> _WRITTEN EXERCISE_:
Quote the entries word for word. Omit the pictures.

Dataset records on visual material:
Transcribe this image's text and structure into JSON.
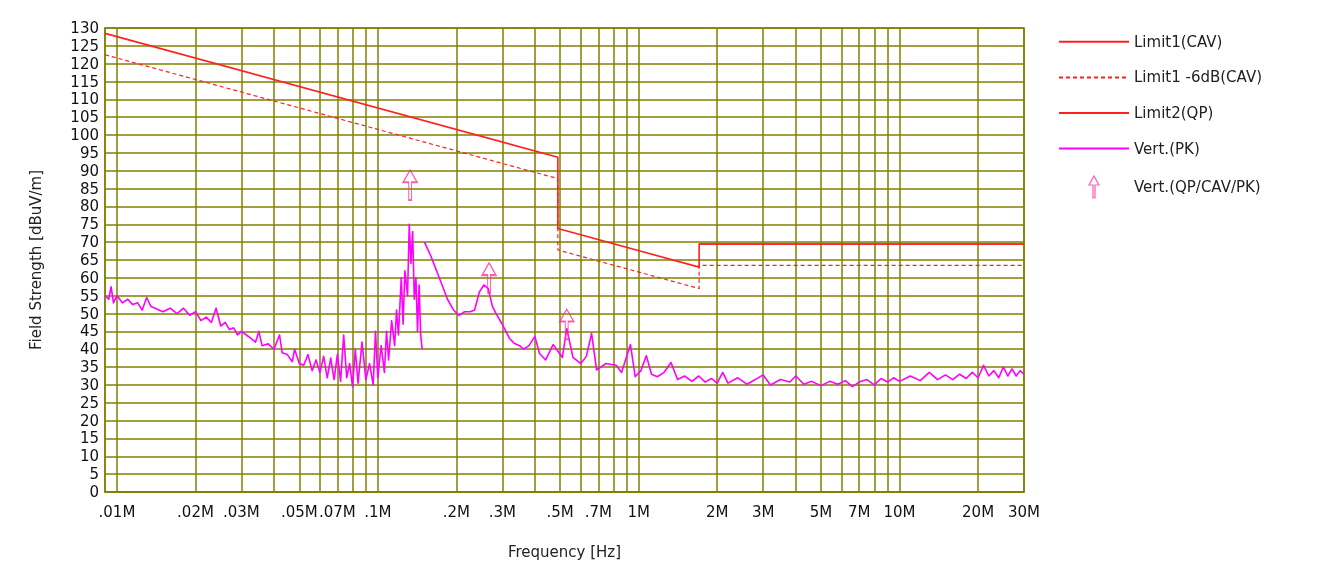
{
  "chart_data": {
    "type": "line",
    "xlabel": "Frequency [Hz]",
    "ylabel": "Field Strength [dBuV/m]",
    "log": "x",
    "grid": true,
    "legend": "right",
    "xlim": [
      0.009,
      30
    ],
    "xticks": [
      {
        "value": 0.01,
        "label": ".01M"
      },
      {
        "value": 0.02,
        "label": ".02M"
      },
      {
        "value": 0.03,
        "label": ".03M"
      },
      {
        "value": 0.04,
        "label": null
      },
      {
        "value": 0.05,
        "label": ".05M"
      },
      {
        "value": 0.06,
        "label": null
      },
      {
        "value": 0.07,
        "label": ".07M"
      },
      {
        "value": 0.08,
        "label": null
      },
      {
        "value": 0.09,
        "label": null
      },
      {
        "value": 0.1,
        "label": ".1M"
      },
      {
        "value": 0.2,
        "label": ".2M"
      },
      {
        "value": 0.3,
        "label": ".3M"
      },
      {
        "value": 0.4,
        "label": null
      },
      {
        "value": 0.5,
        "label": ".5M"
      },
      {
        "value": 0.6,
        "label": null
      },
      {
        "value": 0.7,
        "label": ".7M"
      },
      {
        "value": 0.8,
        "label": null
      },
      {
        "value": 0.9,
        "label": null
      },
      {
        "value": 1,
        "label": "1M"
      },
      {
        "value": 2,
        "label": "2M"
      },
      {
        "value": 3,
        "label": "3M"
      },
      {
        "value": 4,
        "label": null
      },
      {
        "value": 5,
        "label": "5M"
      },
      {
        "value": 6,
        "label": null
      },
      {
        "value": 7,
        "label": "7M"
      },
      {
        "value": 8,
        "label": null
      },
      {
        "value": 9,
        "label": null
      },
      {
        "value": 10,
        "label": "10M"
      },
      {
        "value": 20,
        "label": "20M"
      },
      {
        "value": 30,
        "label": "30M"
      }
    ],
    "ylim": [
      0,
      130
    ],
    "yticks": [
      0,
      5,
      10,
      15,
      20,
      25,
      30,
      35,
      40,
      45,
      50,
      55,
      60,
      65,
      70,
      75,
      80,
      85,
      90,
      95,
      100,
      105,
      110,
      115,
      120,
      125,
      130
    ],
    "series": [
      {
        "name": "Limit1(CAV)",
        "color": "#ff2020",
        "line_style": "solid",
        "x": [
          0.009,
          0.49,
          0.49,
          1.705,
          1.705,
          30
        ],
        "values": [
          128.5,
          93.8,
          73.8,
          63.0,
          69.5,
          69.5
        ]
      },
      {
        "name": "Limit1 -6dB(CAV)",
        "color": "#ff2020",
        "line_style": "dashed",
        "x": [
          0.009,
          0.49,
          0.49,
          1.705,
          1.705,
          30
        ],
        "values": [
          122.5,
          87.8,
          67.8,
          57.0,
          63.5,
          63.5
        ]
      },
      {
        "name": "Limit2(QP)",
        "color": "#ff2020",
        "line_style": "solid",
        "x": [
          1.705,
          30
        ],
        "values": [
          69.5,
          69.5
        ]
      },
      {
        "name": "Vert.(PK)",
        "color": "#ff00ff",
        "line_style": "solid",
        "x": [
          0.009,
          0.0093,
          0.0095,
          0.0097,
          0.01,
          0.0105,
          0.011,
          0.0115,
          0.012,
          0.0125,
          0.013,
          0.0135,
          0.014,
          0.015,
          0.016,
          0.017,
          0.018,
          0.019,
          0.02,
          0.021,
          0.022,
          0.023,
          0.024,
          0.025,
          0.026,
          0.027,
          0.028,
          0.029,
          0.03,
          0.032,
          0.034,
          0.035,
          0.036,
          0.038,
          0.04,
          0.042,
          0.043,
          0.045,
          0.047,
          0.048,
          0.05,
          0.052,
          0.054,
          0.056,
          0.058,
          0.06,
          0.062,
          0.064,
          0.066,
          0.068,
          0.07,
          0.072,
          0.074,
          0.076,
          0.078,
          0.08,
          0.082,
          0.084,
          0.087,
          0.09,
          0.093,
          0.096,
          0.098,
          0.1,
          0.103,
          0.106,
          0.108,
          0.11,
          0.113,
          0.116,
          0.118,
          0.12,
          0.123,
          0.125,
          0.127,
          0.13,
          0.132,
          0.134,
          0.136,
          0.138,
          0.14,
          0.142,
          0.144,
          0.146,
          0.148,
          0.149,
          0.151,
          0.16,
          0.17,
          0.185,
          0.195,
          0.205,
          0.215,
          0.226,
          0.235,
          0.245,
          0.255,
          0.265,
          0.275,
          0.284,
          0.3,
          0.32,
          0.333,
          0.35,
          0.362,
          0.38,
          0.4,
          0.417,
          0.44,
          0.47,
          0.51,
          0.53,
          0.56,
          0.6,
          0.63,
          0.66,
          0.69,
          0.75,
          0.82,
          0.86,
          0.93,
          0.97,
          1.02,
          1.07,
          1.12,
          1.18,
          1.25,
          1.33,
          1.41,
          1.5,
          1.6,
          1.7,
          1.8,
          1.9,
          2.0,
          2.1,
          2.2,
          2.4,
          2.6,
          2.8,
          3.0,
          3.2,
          3.5,
          3.8,
          4.0,
          4.3,
          4.6,
          5.0,
          5.4,
          5.8,
          6.2,
          6.6,
          7.0,
          7.5,
          8.0,
          8.5,
          9.0,
          9.5,
          10,
          11,
          12,
          13,
          14,
          15,
          16,
          17,
          18,
          19,
          20,
          21,
          22,
          23,
          24,
          25,
          26,
          27,
          28,
          29,
          30
        ],
        "values": [
          55,
          54,
          57.5,
          53,
          55,
          53,
          54,
          52.5,
          53,
          51,
          54.5,
          52,
          51.5,
          50.5,
          51.5,
          50,
          51.5,
          49.5,
          50.5,
          48,
          49,
          47.5,
          51.5,
          46.5,
          47.5,
          45.5,
          46,
          44,
          45,
          43.5,
          42,
          45,
          41,
          41.5,
          40,
          44,
          39,
          38.5,
          36.5,
          40,
          36,
          35.5,
          38.5,
          34,
          37,
          33.5,
          38,
          32,
          37.5,
          31.5,
          38.5,
          31,
          44,
          32,
          36,
          29.5,
          40,
          30.5,
          42,
          31.5,
          36,
          30,
          45,
          32,
          41,
          33.5,
          45,
          37,
          48,
          41,
          51,
          44,
          60,
          47,
          62,
          55,
          75,
          64,
          73,
          54,
          60,
          45,
          58,
          44,
          40,
          null,
          70,
          66,
          61,
          54,
          51,
          49.5,
          50.5,
          50.5,
          51,
          56,
          58,
          57,
          52,
          50,
          47,
          43,
          41.7,
          41,
          40,
          41,
          43.6,
          38.8,
          37,
          41.3,
          37.7,
          45.8,
          37.7,
          36,
          38,
          44.4,
          34.2,
          36,
          35.5,
          33.5,
          41.3,
          32.3,
          34,
          38.2,
          33,
          32.3,
          33.5,
          36.3,
          31.5,
          32.5,
          31,
          32.5,
          30.8,
          31.8,
          30.5,
          33.5,
          30.5,
          32,
          30.2,
          31.5,
          32.8,
          30,
          31.5,
          30.8,
          32.5,
          30.2,
          31,
          29.8,
          31,
          30.2,
          31.2,
          29.5,
          30.8,
          31.5,
          30,
          31.8,
          30.8,
          32,
          31,
          32.5,
          31.2,
          33.5,
          31.5,
          32.8,
          31.5,
          33,
          31.8,
          33.5,
          32,
          35.5,
          32.5,
          34,
          32,
          35,
          32.5,
          34.5,
          32.5,
          34,
          33
        ]
      },
      {
        "name": "Vert.(QP/CAV/PK)",
        "type": "scatter",
        "color": "#ff3399",
        "x": [
          0.133,
          0.267,
          0.53
        ],
        "values": [
          86,
          60,
          47
        ]
      }
    ]
  }
}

> _THE COMPLETED TASK_:
Transcribe this image's text and structure into JSON.
{
  "chart_data": {
    "type": "line",
    "xlabel": "Frequency [Hz]",
    "ylabel": "Field Strength [dBuV/m]",
    "log": "x",
    "grid": true,
    "legend": "right",
    "xlim": [
      0.009,
      30
    ],
    "xticks": [
      {
        "value": 0.01,
        "label": ".01M"
      },
      {
        "value": 0.02,
        "label": ".02M"
      },
      {
        "value": 0.03,
        "label": ".03M"
      },
      {
        "value": 0.04,
        "label": null
      },
      {
        "value": 0.05,
        "label": ".05M"
      },
      {
        "value": 0.06,
        "label": null
      },
      {
        "value": 0.07,
        "label": ".07M"
      },
      {
        "value": 0.08,
        "label": null
      },
      {
        "value": 0.09,
        "label": null
      },
      {
        "value": 0.1,
        "label": ".1M"
      },
      {
        "value": 0.2,
        "label": ".2M"
      },
      {
        "value": 0.3,
        "label": ".3M"
      },
      {
        "value": 0.4,
        "label": null
      },
      {
        "value": 0.5,
        "label": ".5M"
      },
      {
        "value": 0.6,
        "label": null
      },
      {
        "value": 0.7,
        "label": ".7M"
      },
      {
        "value": 0.8,
        "label": null
      },
      {
        "value": 0.9,
        "label": null
      },
      {
        "value": 1,
        "label": "1M"
      },
      {
        "value": 2,
        "label": "2M"
      },
      {
        "value": 3,
        "label": "3M"
      },
      {
        "value": 4,
        "label": null
      },
      {
        "value": 5,
        "label": "5M"
      },
      {
        "value": 6,
        "label": null
      },
      {
        "value": 7,
        "label": "7M"
      },
      {
        "value": 8,
        "label": null
      },
      {
        "value": 9,
        "label": null
      },
      {
        "value": 10,
        "label": "10M"
      },
      {
        "value": 20,
        "label": "20M"
      },
      {
        "value": 30,
        "label": "30M"
      }
    ],
    "ylim": [
      0,
      130
    ],
    "yticks": [
      0,
      5,
      10,
      15,
      20,
      25,
      30,
      35,
      40,
      45,
      50,
      55,
      60,
      65,
      70,
      75,
      80,
      85,
      90,
      95,
      100,
      105,
      110,
      115,
      120,
      125,
      130
    ],
    "series": [
      {
        "name": "Limit1(CAV)",
        "color": "#ff2020",
        "line_style": "solid",
        "x": [
          0.009,
          0.49,
          0.49,
          1.705,
          1.705,
          30
        ],
        "values": [
          128.5,
          93.8,
          73.8,
          63.0,
          69.5,
          69.5
        ]
      },
      {
        "name": "Limit1 -6dB(CAV)",
        "color": "#ff2020",
        "line_style": "dashed",
        "x": [
          0.009,
          0.49,
          0.49,
          1.705,
          1.705,
          30
        ],
        "values": [
          122.5,
          87.8,
          67.8,
          57.0,
          63.5,
          63.5
        ]
      },
      {
        "name": "Limit2(QP)",
        "color": "#ff2020",
        "line_style": "solid",
        "x": [
          1.705,
          30
        ],
        "values": [
          69.5,
          69.5
        ]
      },
      {
        "name": "Vert.(PK)",
        "color": "#ff00ff",
        "line_style": "solid",
        "x": [
          0.009,
          0.0093,
          0.0095,
          0.0097,
          0.01,
          0.0105,
          0.011,
          0.0115,
          0.012,
          0.0125,
          0.013,
          0.0135,
          0.014,
          0.015,
          0.016,
          0.017,
          0.018,
          0.019,
          0.02,
          0.021,
          0.022,
          0.023,
          0.024,
          0.025,
          0.026,
          0.027,
          0.028,
          0.029,
          0.03,
          0.032,
          0.034,
          0.035,
          0.036,
          0.038,
          0.04,
          0.042,
          0.043,
          0.045,
          0.047,
          0.048,
          0.05,
          0.052,
          0.054,
          0.056,
          0.058,
          0.06,
          0.062,
          0.064,
          0.066,
          0.068,
          0.07,
          0.072,
          0.074,
          0.076,
          0.078,
          0.08,
          0.082,
          0.084,
          0.087,
          0.09,
          0.093,
          0.096,
          0.098,
          0.1,
          0.103,
          0.106,
          0.108,
          0.11,
          0.113,
          0.116,
          0.118,
          0.12,
          0.123,
          0.125,
          0.127,
          0.13,
          0.132,
          0.134,
          0.136,
          0.138,
          0.14,
          0.142,
          0.144,
          0.146,
          0.148,
          0.149,
          0.151,
          0.16,
          0.17,
          0.185,
          0.195,
          0.205,
          0.215,
          0.226,
          0.235,
          0.245,
          0.255,
          0.265,
          0.275,
          0.284,
          0.3,
          0.32,
          0.333,
          0.35,
          0.362,
          0.38,
          0.4,
          0.417,
          0.44,
          0.47,
          0.51,
          0.53,
          0.56,
          0.6,
          0.63,
          0.66,
          0.69,
          0.75,
          0.82,
          0.86,
          0.93,
          0.97,
          1.02,
          1.07,
          1.12,
          1.18,
          1.25,
          1.33,
          1.41,
          1.5,
          1.6,
          1.7,
          1.8,
          1.9,
          2.0,
          2.1,
          2.2,
          2.4,
          2.6,
          2.8,
          3.0,
          3.2,
          3.5,
          3.8,
          4.0,
          4.3,
          4.6,
          5.0,
          5.4,
          5.8,
          6.2,
          6.6,
          7.0,
          7.5,
          8.0,
          8.5,
          9.0,
          9.5,
          10,
          11,
          12,
          13,
          14,
          15,
          16,
          17,
          18,
          19,
          20,
          21,
          22,
          23,
          24,
          25,
          26,
          27,
          28,
          29,
          30
        ],
        "values": [
          55,
          54,
          57.5,
          53,
          55,
          53,
          54,
          52.5,
          53,
          51,
          54.5,
          52,
          51.5,
          50.5,
          51.5,
          50,
          51.5,
          49.5,
          50.5,
          48,
          49,
          47.5,
          51.5,
          46.5,
          47.5,
          45.5,
          46,
          44,
          45,
          43.5,
          42,
          45,
          41,
          41.5,
          40,
          44,
          39,
          38.5,
          36.5,
          40,
          36,
          35.5,
          38.5,
          34,
          37,
          33.5,
          38,
          32,
          37.5,
          31.5,
          38.5,
          31,
          44,
          32,
          36,
          29.5,
          40,
          30.5,
          42,
          31.5,
          36,
          30,
          45,
          32,
          41,
          33.5,
          45,
          37,
          48,
          41,
          51,
          44,
          60,
          47,
          62,
          55,
          75,
          64,
          73,
          54,
          60,
          45,
          58,
          44,
          40,
          null,
          70,
          66,
          61,
          54,
          51,
          49.5,
          50.5,
          50.5,
          51,
          56,
          58,
          57,
          52,
          50,
          47,
          43,
          41.7,
          41,
          40,
          41,
          43.6,
          38.8,
          37,
          41.3,
          37.7,
          45.8,
          37.7,
          36,
          38,
          44.4,
          34.2,
          36,
          35.5,
          33.5,
          41.3,
          32.3,
          34,
          38.2,
          33,
          32.3,
          33.5,
          36.3,
          31.5,
          32.5,
          31,
          32.5,
          30.8,
          31.8,
          30.5,
          33.5,
          30.5,
          32,
          30.2,
          31.5,
          32.8,
          30,
          31.5,
          30.8,
          32.5,
          30.2,
          31,
          29.8,
          31,
          30.2,
          31.2,
          29.5,
          30.8,
          31.5,
          30,
          31.8,
          30.8,
          32,
          31,
          32.5,
          31.2,
          33.5,
          31.5,
          32.8,
          31.5,
          33,
          31.8,
          33.5,
          32,
          35.5,
          32.5,
          34,
          32,
          35,
          32.5,
          34.5,
          32.5,
          34,
          33
        ]
      },
      {
        "name": "Vert.(QP/CAV/PK)",
        "type": "scatter",
        "color": "#ff3399",
        "x": [
          0.133,
          0.267,
          0.53
        ],
        "values": [
          86,
          60,
          47
        ]
      }
    ]
  }
}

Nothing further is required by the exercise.